## WHAT IS REQUIRED:
Write out the lines from the records between the line holding "324, 110, 374]" and the line holding "188, 344, 194]", inclusive, exactly as they appear, and nothing else.

### THE DATA

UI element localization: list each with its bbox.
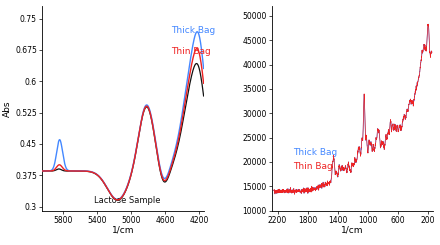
X-axis label: 1/cm: 1/cm [341, 226, 364, 235]
Text: Thin Bag: Thin Bag [171, 47, 211, 56]
Y-axis label: Abs: Abs [3, 100, 12, 117]
X-axis label: 1/cm: 1/cm [111, 226, 134, 235]
Text: Thick Bag: Thick Bag [293, 148, 337, 157]
Text: Thin Bag: Thin Bag [293, 162, 332, 171]
Text: Thick Bag: Thick Bag [171, 26, 216, 35]
Text: Lactose Sample: Lactose Sample [94, 196, 160, 205]
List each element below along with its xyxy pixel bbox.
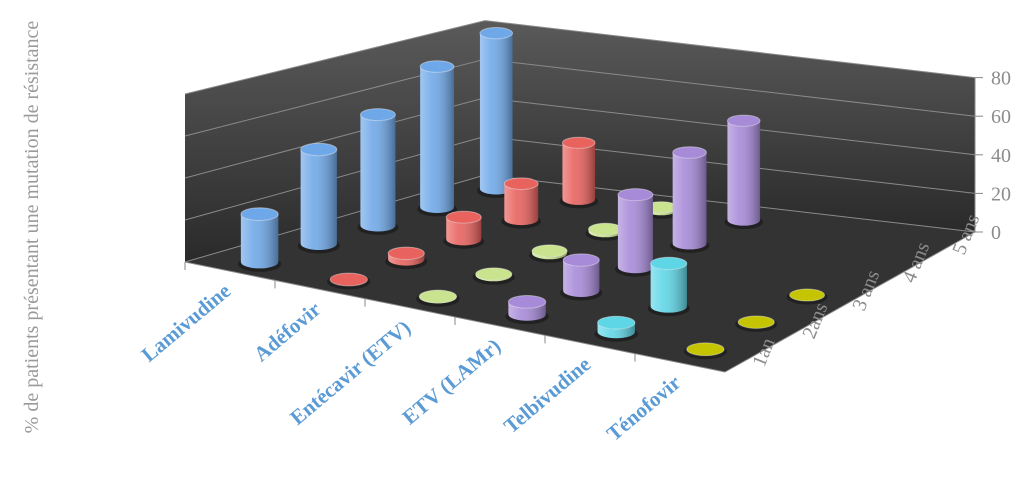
cylinder [418,289,458,304]
cylinder-shade [644,207,678,216]
cylinder-shade [563,260,600,297]
cylinder-shade [672,152,707,250]
cylinder [419,60,455,213]
z-axis [724,231,976,373]
cylinder [726,114,761,226]
cylinder-shade [588,229,623,238]
cylinder-top [507,294,547,309]
cylinder-shade [479,33,513,195]
cylinder [644,201,679,216]
cylinder-top [475,267,513,281]
cylinder-top [617,188,654,202]
x-tick-label: Adéfovir [249,297,325,366]
cylinder-top [445,210,482,224]
cylinder [597,315,636,339]
cylinder [387,246,425,266]
y-tick-label: 40 [991,145,1011,167]
cylinder-shade [650,263,687,313]
cylinder [588,222,623,238]
cylinder-top [531,244,568,258]
cylinder-top [672,146,707,159]
cylinder [507,294,547,321]
cylinder [561,136,596,205]
side-wall [185,20,485,262]
cylinder-shade [504,183,539,226]
cylinder-top [562,253,600,267]
cylinder [445,210,482,246]
cylinder-shade [562,142,596,205]
cylinder-top [503,177,539,190]
y-tick-label: 80 [991,68,1011,90]
cylinder-top [300,142,338,157]
cylinder-top [737,315,775,329]
cylinder-top [588,222,623,236]
cylinder-shade [360,114,396,232]
cylinder-top [419,60,455,73]
grid-line [184,20,976,95]
cylinder-shade [532,250,568,260]
cylinder [531,244,568,260]
cylinder-shade [446,217,482,246]
x-tick-label: Lamivudine [137,279,236,367]
cylinder [562,253,600,297]
cylinder-top [418,289,458,304]
cylinder-shade [240,214,279,269]
y-tick-label: 0 [991,222,1001,244]
x-axis [184,261,726,373]
cylinder [617,188,654,274]
cylinder-top [359,108,396,122]
cylinder-shade [727,120,761,226]
cylinder-top [650,256,688,271]
cylinder-top [597,315,636,330]
y-tick-label: 60 [991,106,1011,128]
cylinder-shade [388,253,425,266]
cylinder-top [561,136,596,149]
x-tick-label: Ténofovir [602,370,685,445]
cylinder [650,256,688,313]
cylinder [503,177,539,226]
x-tick-label: ETV (LAMr) [398,334,506,430]
cylinder [240,207,279,269]
cylinder [329,272,368,287]
cylinder [475,267,513,282]
cylinder [686,342,725,357]
cylinder [737,315,775,329]
cylinder-shade [617,194,653,274]
cylinder-top [240,207,279,222]
cylinder-shade [508,301,546,321]
cylinder-shade [300,149,337,250]
y-tick-label: 20 [991,183,1011,205]
cylinder-top [479,27,514,40]
cylinder [479,27,514,195]
cylinder-top [789,288,826,302]
cylinder-shade [420,66,454,213]
cylinder-top [329,272,368,287]
x-tick-label: Telbivudine [499,352,595,438]
cylinder-top [686,342,725,357]
cylinder-shade [597,322,635,339]
cylinder [359,108,396,232]
cylinder [789,288,826,302]
cylinder-top [387,246,425,260]
cylinder-top [726,114,761,127]
cylinder [300,142,338,250]
cylinder-shade [475,274,512,282]
cylinder [672,146,707,250]
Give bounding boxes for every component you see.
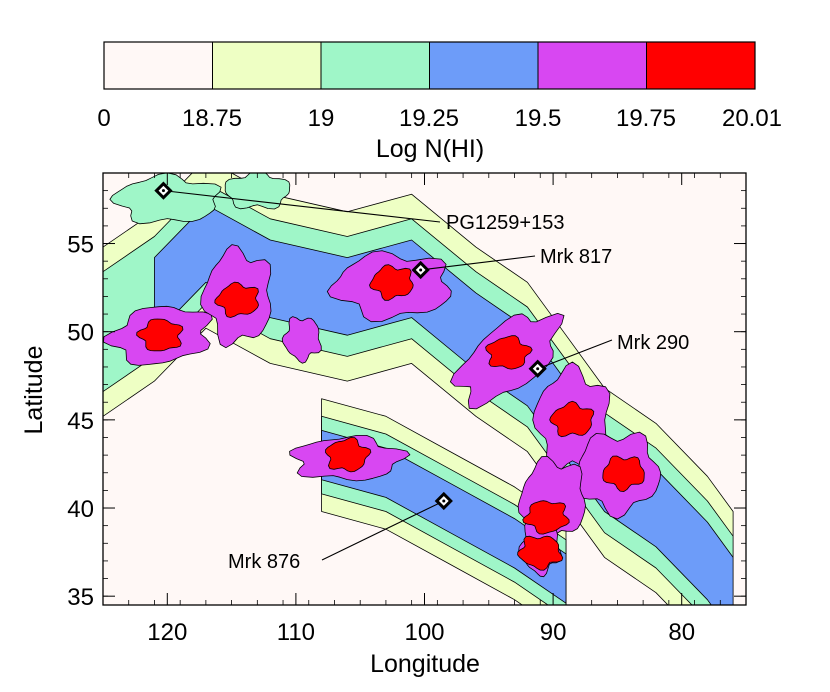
y-tick-label: 35: [67, 584, 94, 611]
x-axis-title: Longitude: [370, 650, 480, 678]
source-marker-dot: [536, 367, 540, 371]
y-tick-labels: 35 40 45 50 55: [67, 232, 94, 612]
contour-band-19.75: [281, 316, 322, 364]
source-label-mrk817: Mrk 817: [540, 246, 612, 268]
colorbar-block: [103, 41, 213, 90]
colorbar-tick-label: 19.75: [616, 105, 676, 132]
x-tick-labels: 120 110 100 90 80: [147, 619, 695, 646]
colorbar: 0 18.75 19 19.25 19.5 19.75 20.01 Log N(…: [97, 41, 782, 163]
leader-line: [163, 190, 441, 223]
colorbar-blocks: [103, 41, 756, 90]
colorbar-tick-label: 20.01: [722, 105, 782, 132]
leader-line: [321, 500, 445, 561]
x-tick-label: 120: [147, 619, 187, 646]
contour-band-20.01: [214, 281, 259, 318]
axis-ticks: [102, 172, 747, 605]
contour-band-19.25: [109, 173, 222, 225]
contour-band-20.01: [602, 455, 645, 493]
source-leader-lines: [163, 190, 613, 561]
y-axis-title: Latitude: [20, 346, 48, 435]
colorbar-block: [537, 41, 647, 90]
x-tick-label: 80: [668, 619, 695, 646]
colorbar-block: [646, 41, 756, 90]
colorbar-tick-label: 19.5: [515, 105, 562, 132]
y-tick-label: 45: [67, 408, 94, 435]
colorbar-frame: [103, 41, 756, 90]
x-tick-label: 90: [540, 619, 567, 646]
contour-band-20.01: [549, 400, 595, 438]
colorbar-tick-labels: 0 18.75 19 19.25 19.5 19.75 20.01: [97, 105, 782, 132]
leader-line: [420, 255, 536, 271]
colorbar-block: [429, 41, 539, 90]
colorbar-block: [212, 41, 322, 90]
contour-band-20.01: [485, 335, 533, 370]
colorbar-tick-label: 19: [308, 105, 335, 132]
source-markers: [154, 181, 547, 511]
contour-band-20.01: [522, 500, 570, 535]
colorbar-tick-label: 0: [97, 105, 110, 132]
colorbar-title: Log N(HI): [376, 135, 484, 163]
colorbar-block: [320, 41, 430, 90]
y-tick-label: 55: [67, 232, 94, 259]
source-label-mrk290: Mrk 290: [617, 332, 689, 354]
source-marker-dot: [419, 268, 423, 272]
y-tick-label: 40: [67, 496, 94, 523]
y-tick-label: 50: [67, 320, 94, 347]
plot-area: [102, 172, 747, 606]
x-tick-label: 110: [277, 619, 315, 646]
colorbar-tick-label: 19.25: [399, 105, 459, 132]
source-labels: PG1259+153 Mrk 817 Mrk 290 Mrk 876: [228, 212, 689, 573]
contour-band-20.01: [369, 264, 414, 301]
contour-band-20.01: [517, 535, 564, 571]
source-marker-dot: [161, 189, 165, 193]
contour-band-20.01: [325, 436, 372, 473]
source-marker-dot: [442, 499, 446, 503]
source-label-mrk876: Mrk 876: [228, 551, 300, 573]
contour-band-20.01: [136, 318, 184, 352]
leader-line: [537, 339, 613, 370]
source-label-pg1259: PG1259+153: [446, 212, 564, 234]
x-tick-label: 100: [404, 619, 444, 646]
colorbar-tick-label: 18.75: [182, 105, 242, 132]
contour-band-19.5: [153, 204, 734, 605]
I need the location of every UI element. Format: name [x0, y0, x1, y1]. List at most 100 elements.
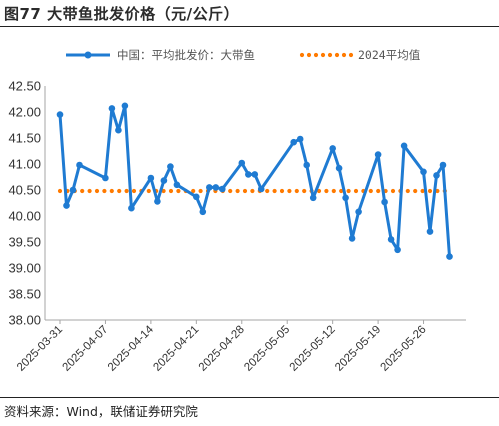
x-tick-label: 2025-04-07	[60, 324, 110, 374]
avg-line-dot	[198, 188, 203, 194]
series-point	[102, 174, 109, 182]
avg-line-dot	[413, 188, 418, 194]
series-point	[348, 235, 356, 242]
avg-line-dot	[57, 188, 63, 194]
avg-line-dot	[287, 188, 292, 194]
series-point	[160, 177, 168, 184]
avg-line-dot	[376, 188, 381, 194]
avg-line-dot	[168, 188, 174, 194]
series-point	[238, 159, 246, 167]
series-point	[128, 204, 135, 212]
series-point	[212, 184, 220, 191]
avg-line-dot	[161, 188, 166, 194]
legend-avg-dot	[327, 52, 333, 58]
avg-line-dot	[94, 188, 100, 194]
series-point	[433, 172, 440, 179]
avg-line-dot	[80, 188, 85, 194]
avg-line-dot	[339, 188, 344, 194]
series-point	[329, 145, 337, 152]
legend-avg-dot	[341, 52, 347, 58]
y-tick-labels: 42.50 42.00 41.50 41.00 40.50 40.00 39.50 39.00…	[8, 79, 41, 328]
series-point	[381, 198, 388, 206]
y-tick-label: 41.50	[8, 131, 41, 146]
avg-line-dot	[302, 188, 307, 194]
legend-avg-dot	[320, 52, 326, 58]
legend-avg-label: 2024平均值	[358, 48, 421, 62]
series-point	[251, 171, 259, 178]
avg-line-dot	[316, 188, 322, 194]
legend-avg-swatch	[299, 52, 354, 58]
series-point	[173, 181, 181, 189]
series-point	[69, 186, 77, 194]
x-tick-label: 2025-04-28	[197, 324, 247, 374]
avg-line-dot	[102, 188, 107, 194]
x-tick-label: 2025-05-12	[288, 324, 338, 374]
series-point	[121, 102, 129, 110]
avg-line-dot	[405, 188, 410, 194]
x-tick-label: 2025-05-26	[379, 324, 429, 374]
legend-series-marker	[84, 51, 92, 59]
title-underline	[0, 26, 499, 27]
y-tick-label: 42.50	[8, 79, 41, 94]
avg-line-dot	[279, 188, 285, 194]
avg-line-dot	[324, 188, 329, 194]
avg-line-dot	[124, 188, 129, 194]
avg-line-dot	[131, 188, 137, 194]
x-tick-label: 2025-05-19	[333, 324, 383, 374]
series-point	[439, 161, 447, 169]
y-tick-label: 41.00	[8, 157, 41, 172]
x-tick-label: 2025-05-05	[242, 324, 292, 374]
y-tick-label: 38.00	[8, 313, 41, 328]
y-tick-label: 39.50	[8, 235, 41, 250]
legend-avg-dot	[313, 52, 319, 58]
avg-line-dot	[235, 188, 240, 194]
x-tick-labels: 2025-03-312025-04-072025-04-142025-04-21…	[15, 320, 429, 374]
avg-line-dot	[420, 188, 425, 194]
legend-avg-dot	[334, 52, 340, 58]
avg-line-dot	[435, 188, 440, 194]
source-rule	[0, 397, 499, 398]
series-point	[400, 142, 408, 150]
series-point	[426, 228, 434, 235]
series-point	[303, 161, 311, 169]
series-point	[394, 246, 401, 254]
series-point	[147, 174, 155, 182]
avg-line-dot	[228, 188, 233, 194]
avg-line-dot	[272, 188, 277, 194]
series-point	[115, 126, 122, 134]
series-point	[63, 202, 70, 209]
series-point	[154, 198, 161, 205]
series-point	[56, 111, 64, 118]
avg-line-dot	[294, 188, 299, 194]
series-point	[245, 171, 252, 178]
x-tick-label: 2025-04-14	[106, 323, 157, 374]
avg-line-dot	[117, 188, 122, 194]
avg-line-dot	[265, 188, 270, 194]
avg-line-dot	[87, 188, 92, 194]
avg-line-dot	[109, 188, 114, 194]
legend: 中国：平均批发价：大带鱼 2024平均值	[66, 48, 421, 62]
avg-line-dot	[146, 188, 151, 194]
y-tick-label: 38.50	[8, 287, 41, 302]
series-point	[167, 163, 174, 170]
y-tick-label: 39.00	[8, 261, 41, 276]
series-point	[199, 208, 207, 216]
series-point	[206, 184, 213, 191]
series-point	[335, 164, 343, 172]
legend-avg-dot	[299, 52, 305, 58]
series-point	[257, 185, 265, 193]
avg-line	[57, 188, 447, 194]
series-point	[355, 208, 362, 216]
x-tick-label: 2025-04-21	[151, 324, 201, 374]
avg-line-dot	[353, 188, 359, 194]
series-point	[290, 138, 298, 146]
source-note: 资料来源：Wind，联储证券研究院	[4, 404, 198, 419]
series-point	[342, 194, 349, 202]
legend-avg-dot	[306, 52, 312, 58]
y-tick-label: 40.00	[8, 209, 41, 224]
y-tick-label: 40.50	[8, 183, 41, 198]
series-point	[219, 185, 226, 193]
price-series	[56, 102, 453, 260]
avg-line-dot	[191, 188, 196, 194]
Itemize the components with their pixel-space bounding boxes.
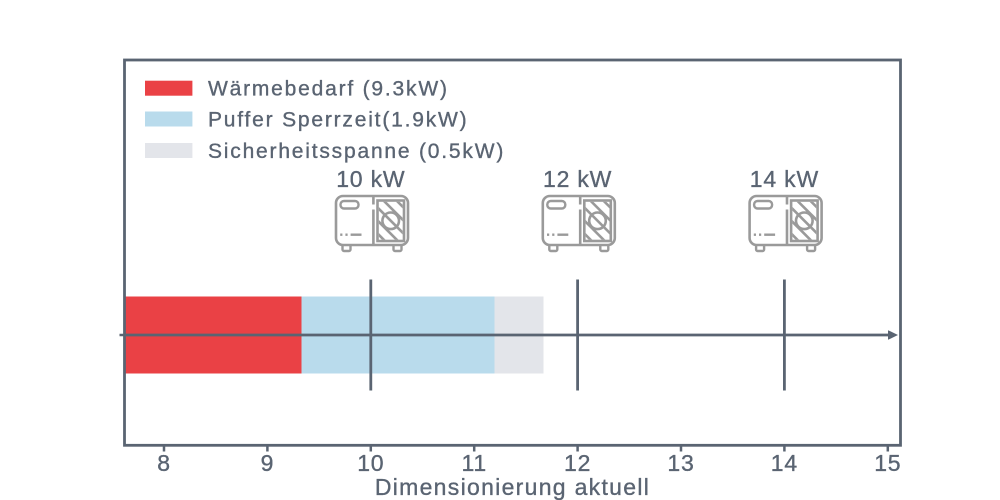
svg-text:12 kW: 12 kW (543, 166, 612, 192)
svg-text:15: 15 (874, 450, 901, 476)
svg-text:14: 14 (771, 450, 798, 476)
svg-text:14 kW: 14 kW (750, 166, 819, 192)
svg-text:13: 13 (667, 450, 694, 476)
svg-text:11: 11 (461, 450, 486, 476)
svg-text:Wärmebedarf (9.3kW): Wärmebedarf (9.3kW) (208, 78, 449, 101)
svg-text:Puffer Sperrzeit(1.9kW): Puffer Sperrzeit(1.9kW) (208, 109, 468, 132)
svg-text:10: 10 (357, 450, 384, 476)
svg-text:Dimensionierung aktuell: Dimensionierung aktuell (375, 474, 650, 500)
svg-text:8: 8 (157, 450, 171, 476)
svg-text:9: 9 (261, 450, 275, 476)
svg-text:Sicherheitsspanne (0.5kW): Sicherheitsspanne (0.5kW) (208, 140, 505, 163)
svg-text:10 kW: 10 kW (336, 166, 405, 192)
svg-text:12: 12 (564, 450, 591, 476)
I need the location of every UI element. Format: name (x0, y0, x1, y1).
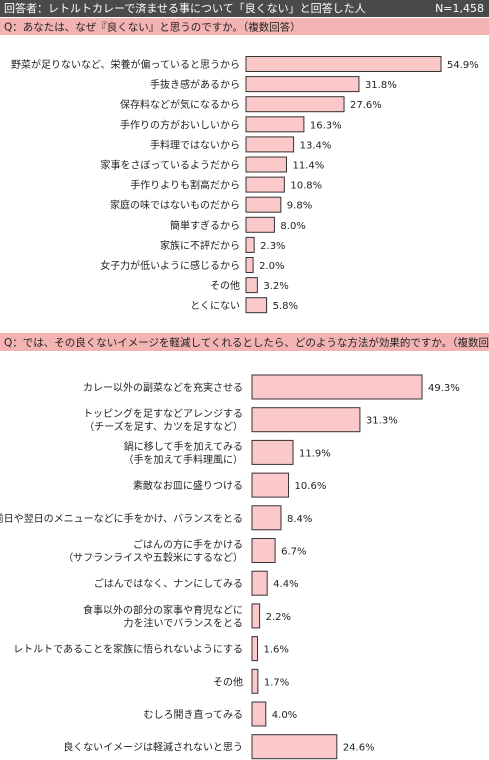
header-bar (0, 0, 489, 17)
value-label: 13.4% (300, 140, 332, 151)
category-label: 前日や翌日のメニューなどに手をかけ、バランスをとる (0, 512, 243, 525)
category-label: 保存料などが気になるから (120, 98, 240, 111)
value-label: 16.3% (310, 120, 342, 131)
category-label: ごはんの方に手をかける (133, 538, 243, 551)
category-label: （サフランライスや五穀米にするなど） (63, 551, 243, 564)
question: Q：では、その良くないイメージを軽減してくれるとしたら、どのような方法が効果的で… (4, 336, 489, 349)
category-label: 手抜き感があるから (150, 78, 240, 91)
value-label: 3.2% (263, 281, 288, 292)
category-label: 簡単すぎるから (170, 219, 240, 232)
value-label: 8.0% (280, 221, 305, 232)
value-label: 11.4% (292, 161, 324, 172)
value-label: 1.7% (264, 677, 289, 688)
bar (245, 96, 345, 113)
category-label: 力を注いでバランスをとる (124, 616, 244, 629)
bar (251, 472, 290, 498)
value-label: 10.6% (295, 481, 327, 492)
category-label: レトルトであることを家族に悟られないようにする (13, 643, 243, 656)
value-label: 11.9% (299, 448, 331, 459)
bar (251, 407, 361, 433)
question-bar (0, 18, 489, 35)
bar (245, 156, 287, 173)
category-label: 家庭の味ではないものだから (110, 199, 240, 212)
bar (245, 216, 275, 233)
category-label: 家事をさぼっているようだから (101, 159, 241, 172)
category-label: 手作りよりも割高だから (130, 179, 240, 192)
value-label: 8.4% (287, 514, 312, 525)
value-label: 2.0% (259, 261, 284, 272)
category-label: （手を加えて手料理風に） (124, 453, 244, 466)
value-label: 4.4% (273, 579, 298, 590)
category-label: 良くないイメージは軽減されないと思う (63, 741, 243, 754)
category-label: （チーズを足す、カツを足すなど） (84, 420, 243, 433)
category-label: 素敵なお皿に盛りつける (133, 479, 243, 492)
bar (251, 636, 259, 662)
bar (245, 236, 255, 253)
bar (251, 734, 338, 760)
category-label: むしろ開き直ってみる (144, 708, 244, 721)
value-label: 49.3% (428, 383, 460, 394)
bar (245, 277, 258, 294)
category-label: ごはんではなく、ナンにしてみる (94, 577, 243, 590)
category-label: 女子力が低いように感じるから (100, 259, 240, 272)
value-label: 9.8% (287, 201, 312, 212)
category-label: その他 (210, 279, 240, 292)
bar (251, 439, 294, 465)
header-title: 回答者：レトルトカレーで済ませる事について「良くない」と回答した人 (4, 1, 366, 15)
bar (245, 136, 295, 153)
bar (245, 176, 285, 193)
category-label: とくにない (190, 300, 240, 312)
value-label: 1.6% (264, 645, 289, 656)
bar (251, 374, 423, 400)
question: Q：あなたは、なぜ『良くない』と思うのですか。（複数回答） (4, 21, 301, 34)
value-label: 31.8% (365, 80, 397, 91)
bar (245, 76, 360, 93)
category-label: 手作りの方がおいしいから (120, 118, 240, 131)
category-label: 鍋に移して手を加えてみる (124, 440, 243, 453)
value-label: 5.8% (273, 301, 298, 312)
bar (251, 505, 282, 531)
bar (251, 668, 259, 694)
category-label: トッピングを足すなどアレンジする (83, 407, 243, 420)
category-label: カレー以外の副菜などを充実させる (83, 381, 243, 394)
value-label: 10.8% (290, 181, 322, 192)
value-label: 2.3% (260, 241, 285, 252)
bar (245, 56, 442, 72)
question-bar (0, 333, 489, 351)
bar (245, 116, 305, 133)
value-label: 27.6% (350, 100, 382, 111)
category-label: 野菜が足りないなど、栄養が偏っていると思うから (11, 58, 240, 71)
value-label: 54.9% (447, 60, 479, 71)
category-label: 手料理ではないから (150, 138, 240, 151)
bar (245, 257, 254, 273)
value-label: 4.0% (272, 710, 297, 721)
bar (251, 701, 267, 727)
category-label: 食事以外の部分の家事や育児などに (83, 603, 243, 616)
header-n: N=1,458 (435, 2, 484, 15)
value-label: 31.3% (366, 416, 398, 427)
bar (251, 538, 276, 563)
bar (251, 570, 268, 596)
category-label: その他 (213, 675, 243, 688)
value-label: 24.6% (343, 743, 375, 754)
category-label: 家族に不評だから (160, 239, 240, 252)
value-label: 6.7% (281, 547, 306, 558)
bar (245, 297, 268, 314)
bar (251, 603, 261, 629)
bar (245, 196, 282, 213)
value-label: 2.2% (266, 612, 291, 623)
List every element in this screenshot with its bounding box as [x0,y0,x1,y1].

######

## TASK RESULT:
x-tick-label: 2025-04-07	[60, 324, 110, 374]
avg-line-dot	[198, 188, 203, 194]
series-point	[102, 174, 109, 182]
avg-line-dot	[413, 188, 418, 194]
series-point	[348, 235, 356, 242]
avg-line-dot	[57, 188, 63, 194]
avg-line-dot	[287, 188, 292, 194]
series-point	[160, 177, 168, 184]
avg-line-dot	[376, 188, 381, 194]
avg-line-dot	[168, 188, 174, 194]
series-point	[238, 159, 246, 167]
series-point	[128, 204, 135, 212]
series-point	[212, 184, 220, 191]
avg-line-dot	[161, 188, 166, 194]
legend-avg-dot	[327, 52, 333, 58]
avg-line-dot	[94, 188, 100, 194]
series-point	[433, 172, 440, 179]
avg-line-dot	[80, 188, 85, 194]
avg-line-dot	[339, 188, 344, 194]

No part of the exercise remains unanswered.